> _OBJECTIVE_: Look through the listing below and give the number of lines that hold "nSetup". Say nothing more.

* BEGIN *

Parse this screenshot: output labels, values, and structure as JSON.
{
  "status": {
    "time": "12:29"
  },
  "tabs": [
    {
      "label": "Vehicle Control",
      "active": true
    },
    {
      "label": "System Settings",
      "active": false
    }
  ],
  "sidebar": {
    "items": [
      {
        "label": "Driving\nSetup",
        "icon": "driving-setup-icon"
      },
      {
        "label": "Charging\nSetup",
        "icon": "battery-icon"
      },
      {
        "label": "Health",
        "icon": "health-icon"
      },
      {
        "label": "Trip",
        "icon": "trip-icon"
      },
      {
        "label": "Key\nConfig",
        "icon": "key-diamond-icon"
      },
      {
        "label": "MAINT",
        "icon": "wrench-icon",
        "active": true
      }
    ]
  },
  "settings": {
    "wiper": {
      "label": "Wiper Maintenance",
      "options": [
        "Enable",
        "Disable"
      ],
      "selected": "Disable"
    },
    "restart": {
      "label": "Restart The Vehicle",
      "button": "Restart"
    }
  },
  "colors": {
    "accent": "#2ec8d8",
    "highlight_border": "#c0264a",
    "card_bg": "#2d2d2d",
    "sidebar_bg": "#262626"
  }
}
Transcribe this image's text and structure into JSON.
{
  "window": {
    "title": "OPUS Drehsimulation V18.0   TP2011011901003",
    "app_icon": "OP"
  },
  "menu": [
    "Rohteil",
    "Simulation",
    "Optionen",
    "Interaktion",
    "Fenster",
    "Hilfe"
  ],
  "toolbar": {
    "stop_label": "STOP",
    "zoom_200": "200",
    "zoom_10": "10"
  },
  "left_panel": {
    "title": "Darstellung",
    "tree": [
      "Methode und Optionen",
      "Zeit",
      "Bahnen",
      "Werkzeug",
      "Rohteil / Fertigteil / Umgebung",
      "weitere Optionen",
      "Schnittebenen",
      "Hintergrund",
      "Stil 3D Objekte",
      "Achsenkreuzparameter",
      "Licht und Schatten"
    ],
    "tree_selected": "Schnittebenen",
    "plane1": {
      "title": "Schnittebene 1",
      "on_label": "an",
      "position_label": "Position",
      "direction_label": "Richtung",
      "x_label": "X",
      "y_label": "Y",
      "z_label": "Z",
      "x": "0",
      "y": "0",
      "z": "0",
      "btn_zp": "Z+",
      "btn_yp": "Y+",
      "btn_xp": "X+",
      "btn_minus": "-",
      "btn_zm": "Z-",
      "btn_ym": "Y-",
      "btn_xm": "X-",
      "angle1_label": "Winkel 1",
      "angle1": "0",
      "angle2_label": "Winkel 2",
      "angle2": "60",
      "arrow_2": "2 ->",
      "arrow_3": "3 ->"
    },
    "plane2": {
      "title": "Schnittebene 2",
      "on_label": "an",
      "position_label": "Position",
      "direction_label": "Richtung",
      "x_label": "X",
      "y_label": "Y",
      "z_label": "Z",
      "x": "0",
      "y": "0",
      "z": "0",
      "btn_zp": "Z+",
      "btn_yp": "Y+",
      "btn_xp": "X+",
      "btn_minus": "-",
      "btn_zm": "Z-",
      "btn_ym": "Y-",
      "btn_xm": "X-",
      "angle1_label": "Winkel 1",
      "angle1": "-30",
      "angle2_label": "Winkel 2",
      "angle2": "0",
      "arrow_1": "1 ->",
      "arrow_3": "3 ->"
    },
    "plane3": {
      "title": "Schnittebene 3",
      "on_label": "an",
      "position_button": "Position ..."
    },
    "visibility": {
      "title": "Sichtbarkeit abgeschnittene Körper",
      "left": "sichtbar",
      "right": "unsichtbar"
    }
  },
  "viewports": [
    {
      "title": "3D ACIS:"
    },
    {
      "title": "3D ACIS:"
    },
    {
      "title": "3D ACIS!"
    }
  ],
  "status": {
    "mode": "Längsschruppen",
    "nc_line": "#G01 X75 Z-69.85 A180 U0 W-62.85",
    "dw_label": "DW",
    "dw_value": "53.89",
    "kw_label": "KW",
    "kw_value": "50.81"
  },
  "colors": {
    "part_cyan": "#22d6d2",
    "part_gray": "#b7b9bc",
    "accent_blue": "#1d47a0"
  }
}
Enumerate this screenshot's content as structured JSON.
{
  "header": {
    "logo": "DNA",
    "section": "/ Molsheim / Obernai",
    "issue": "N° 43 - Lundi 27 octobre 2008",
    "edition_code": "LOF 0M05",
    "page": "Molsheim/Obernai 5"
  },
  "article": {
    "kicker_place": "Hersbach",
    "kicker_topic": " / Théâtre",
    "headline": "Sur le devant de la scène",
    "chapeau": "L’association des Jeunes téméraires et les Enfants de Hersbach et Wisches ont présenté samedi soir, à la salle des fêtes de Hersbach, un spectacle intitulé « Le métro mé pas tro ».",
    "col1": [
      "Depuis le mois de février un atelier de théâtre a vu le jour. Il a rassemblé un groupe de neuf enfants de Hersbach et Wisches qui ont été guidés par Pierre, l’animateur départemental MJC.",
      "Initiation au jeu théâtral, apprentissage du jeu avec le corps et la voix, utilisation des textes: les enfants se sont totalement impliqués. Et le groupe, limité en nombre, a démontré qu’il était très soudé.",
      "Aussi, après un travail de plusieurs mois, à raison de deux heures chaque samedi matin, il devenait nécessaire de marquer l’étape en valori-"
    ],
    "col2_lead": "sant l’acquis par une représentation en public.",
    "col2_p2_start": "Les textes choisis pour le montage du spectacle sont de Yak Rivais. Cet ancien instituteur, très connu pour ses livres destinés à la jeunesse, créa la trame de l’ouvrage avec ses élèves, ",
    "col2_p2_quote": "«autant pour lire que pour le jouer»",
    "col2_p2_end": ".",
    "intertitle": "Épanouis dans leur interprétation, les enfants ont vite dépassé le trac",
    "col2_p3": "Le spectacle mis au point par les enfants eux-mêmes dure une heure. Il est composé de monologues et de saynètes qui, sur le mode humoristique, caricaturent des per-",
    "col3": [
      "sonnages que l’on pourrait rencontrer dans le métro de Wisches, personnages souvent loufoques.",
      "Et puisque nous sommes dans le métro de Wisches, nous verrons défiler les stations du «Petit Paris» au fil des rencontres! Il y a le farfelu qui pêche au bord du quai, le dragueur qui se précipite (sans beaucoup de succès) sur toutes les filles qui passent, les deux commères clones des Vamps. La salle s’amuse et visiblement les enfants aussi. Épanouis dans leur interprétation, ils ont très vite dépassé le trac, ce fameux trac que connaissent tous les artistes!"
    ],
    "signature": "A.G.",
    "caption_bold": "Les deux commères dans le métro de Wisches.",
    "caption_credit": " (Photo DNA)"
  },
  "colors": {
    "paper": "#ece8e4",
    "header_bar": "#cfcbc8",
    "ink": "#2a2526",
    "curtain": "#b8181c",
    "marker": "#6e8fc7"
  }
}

* END *

> _SOLUTION TO THE EXERCISE_: 2